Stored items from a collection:
####################

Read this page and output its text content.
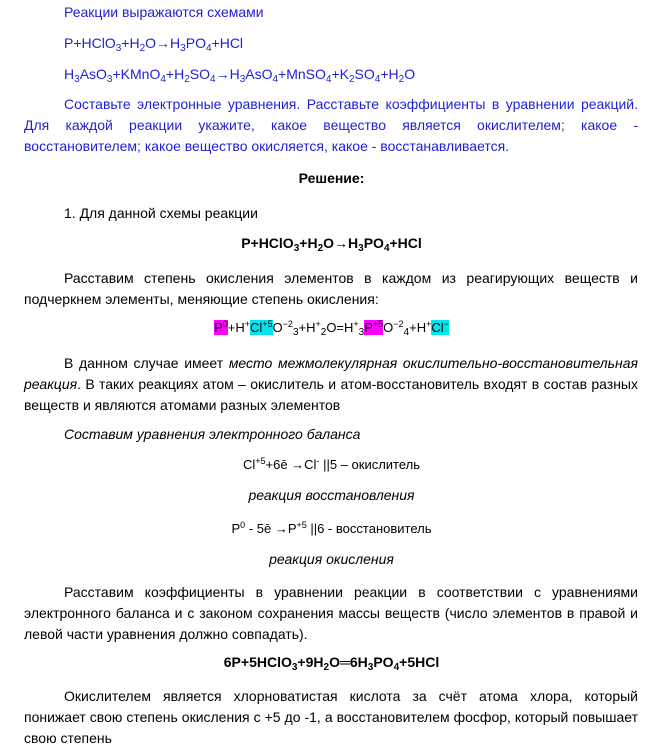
Реакции выражаются схемами
$P+HClO_3+H_2O\to H_3PO_4+HCl$
$H_3AsO_3+KMnO_4+H_2SO_4\to H_3AsO_4+MnSO_4+K_2SO_4+H_2O$
Составьте электронные уравнения. Расставьте коэффициенты в уравнении реакций. Для каждой реакции укажите, какое вещество является окислителем; какое - восстановителем; какое вещество окисляется, какое - восстанавливается.
Решение:
1. Для данной схемы реакции
$P+HClO_3+H_2O\to H_3PO_4+HCl$
Расставим степень окисления элементов в каждом из реагирующих веществ и подчеркнем элементы, меняющие степень окисления:
$P^0+H^+Cl^{+5}O^{-2}_3+H^+_2O=H^+_3P^{+5}O^{-2}_4+H^+Cl^-$
В данном случае имеет место межмолекулярная окислительно-восстановительная реакция. В таких реакциях атом – окислитель и атом-восстановитель входят в состав разных веществ и являются атомами разных элементов
Составим уравнения электронного баланса
$Cl^{+5}+6ē \to Cl^-$ ||5 – окислитель
реакция восстановления
$P^0$ - 5ē $\to P^{+5}$ ||6 - восстановитель
реакция окисления
Расставим коэффициенты в уравнении реакции в соответствии с уравнениями электронного баланса и с законом сохранения массы веществ (число элементов в правой и левой части уравнения должно совпадать).
$6P+5HClO_3+9H_2O═6H_3PO_4+5HCl$
Окислителем является хлорноватистая кислота за счёт атома хлора, который понижает свою степень окисления с +5 до -1, а восстановителем фосфор, который повышает свою степень
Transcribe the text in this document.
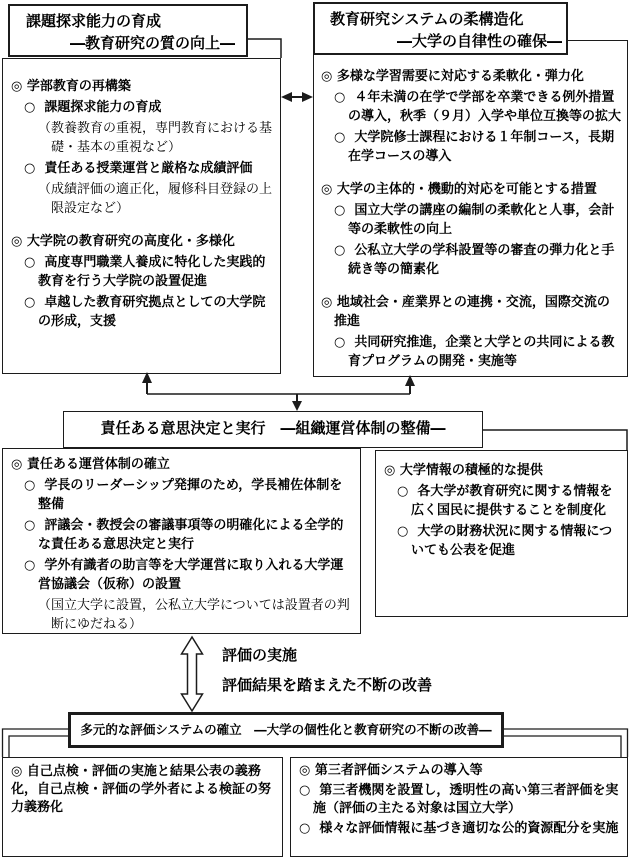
課題探求能力の育成
―教育研究の質の向上―
教育研究システムの柔構造化
―大学の自律性の確保―
◎ 学部教育の再構築
○ 課題探求能力の育成
（教養教育の重視，専門教育における基礎・基本の重視など）
○ 責任ある授業運営と厳格な成績評価
（成績評価の適正化，履修科目登録の上限設定など）
◎ 大学院の教育研究の高度化・多様化
○ 高度専門職業人養成に特化した実践的教育を行う大学院の設置促進
○ 卓越した教育研究拠点としての大学院の形成，支援
◎ 多様な学習需要に対応する柔軟化・弾力化
○ ４年未満の在学で学部を卒業できる例外措置の導入，秋季（９月）入学や単位互換等の拡大
○ 大学院修士課程における１年制コース，長期在学コースの導入
◎ 大学の主体的・機動的対応を可能とする措置
○ 国立大学の講座の編制の柔軟化と人事，会計等の柔軟性の向上
○ 公私立大学の学科設置等の審査の弾力化と手続き等の簡素化
◎ 地域社会・産業界との連携・交流，国際交流の推進
○ 共同研究推進，企業と大学との共同による教育プログラムの開発・実施等
責任ある意思決定と実行　―組織運営体制の整備―
◎ 責任ある運営体制の確立
○ 学長のリーダーシップ発揮のため，学長補佐体制を整備
○ 評議会・教授会の審議事項等の明確化による全学的な責任ある意思決定と実行
○ 学外有識者の助言等を大学運営に取り入れる大学運営協議会（仮称）の設置
（国立大学に設置，公私立大学については設置者の判断にゆだねる）
◎ 大学情報の積極的な提供
○ 各大学が教育研究に関する情報を広く国民に提供することを制度化
○ 大学の財務状況に関する情報についても公表を促進
評価の実施
評価結果を踏まえた不断の改善
多元的な評価システムの確立　―大学の個性化と教育研究の不断の改善―
◎ 自己点検・評価の実施と結果公表の義務化，自己点検・評価の学外者による検証の努力義務化
◎ 第三者評価システムの導入等
○ 第三者機関を設置し，透明性の高い第三者評価を実施（評価の主たる対象は国立大学）
○ 様々な評価情報に基づき適切な公的資源配分を実施
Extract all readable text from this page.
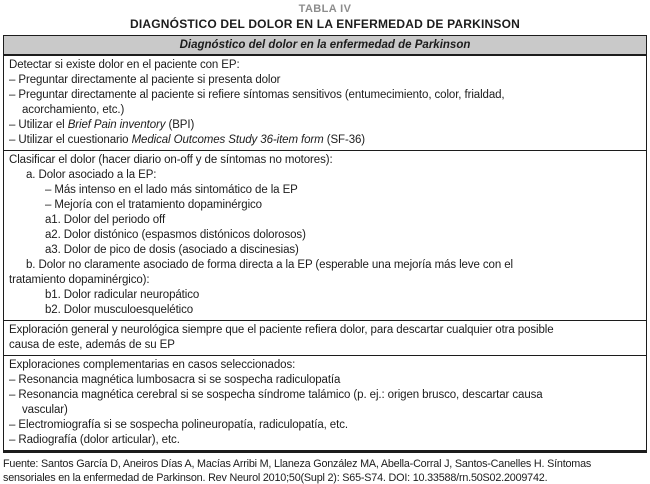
TABLA IV
DIAGNÓSTICO DEL DOLOR EN LA ENFERMEDAD DE PARKINSON
Diagnóstico del dolor en la enfermedad de Parkinson
Detectar si existe dolor en el paciente con EP:
– Preguntar directamente al paciente si presenta dolor
– Preguntar directamente al paciente si refiere síntomas sensitivos (entumecimiento, color, frialdad,
acorchamiento, etc.)
– Utilizar el Brief Pain inventory (BPI)
– Utilizar el cuestionario Medical Outcomes Study 36-item form (SF-36)
Clasificar el dolor (hacer diario on-off y de síntomas no motores):
a. Dolor asociado a la EP:
– Más intenso en el lado más sintomático de la EP
– Mejoría con el tratamiento dopaminérgico
a1. Dolor del periodo off
a2. Dolor distónico (espasmos distónicos dolorosos)
a3. Dolor de pico de dosis (asociado a discinesias)
b. Dolor no claramente asociado de forma directa a la EP (esperable una mejoría más leve con el
tratamiento dopaminérgico):
b1. Dolor radicular neuropático
b2. Dolor musculoesquelético
Exploración general y neurológica siempre que el paciente refiera dolor, para descartar cualquier otra posible
causa de este, además de su EP
Exploraciones complementarias en casos seleccionados:
– Resonancia magnética lumbosacra si se sospecha radiculopatía
– Resonancia magnética cerebral si se sospecha síndrome talámico (p. ej.: origen brusco, descartar causa
vascular)
– Electromiografía si se sospecha polineuropatía, radiculopatía, etc.
– Radiografía (dolor articular), etc.
Fuente: Santos García D, Aneiros Días A, Macías Arribi M, Llaneza González MA, Abella-Corral J, Santos-Canelles H. Síntomas
sensoriales en la enfermedad de Parkinson. Rev Neurol 2010;50(Supl 2): S65-S74. DOI: 10.33588/rn.50S02.2009742.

####################

EXERCISE DIRECTIONS - Locate and copy each line in the data above that includes the word "степень".

OUTPUT -
Расставим степень окисления элементов в каждом из реагирующих веществ и подчеркнем элементы, меняющие степень окисления:
Окислителем является хлорноватистая кислота за счёт атома хлора, который понижает свою степень окисления с +5 до -1, а восстановителем фосфор, который повышает свою степень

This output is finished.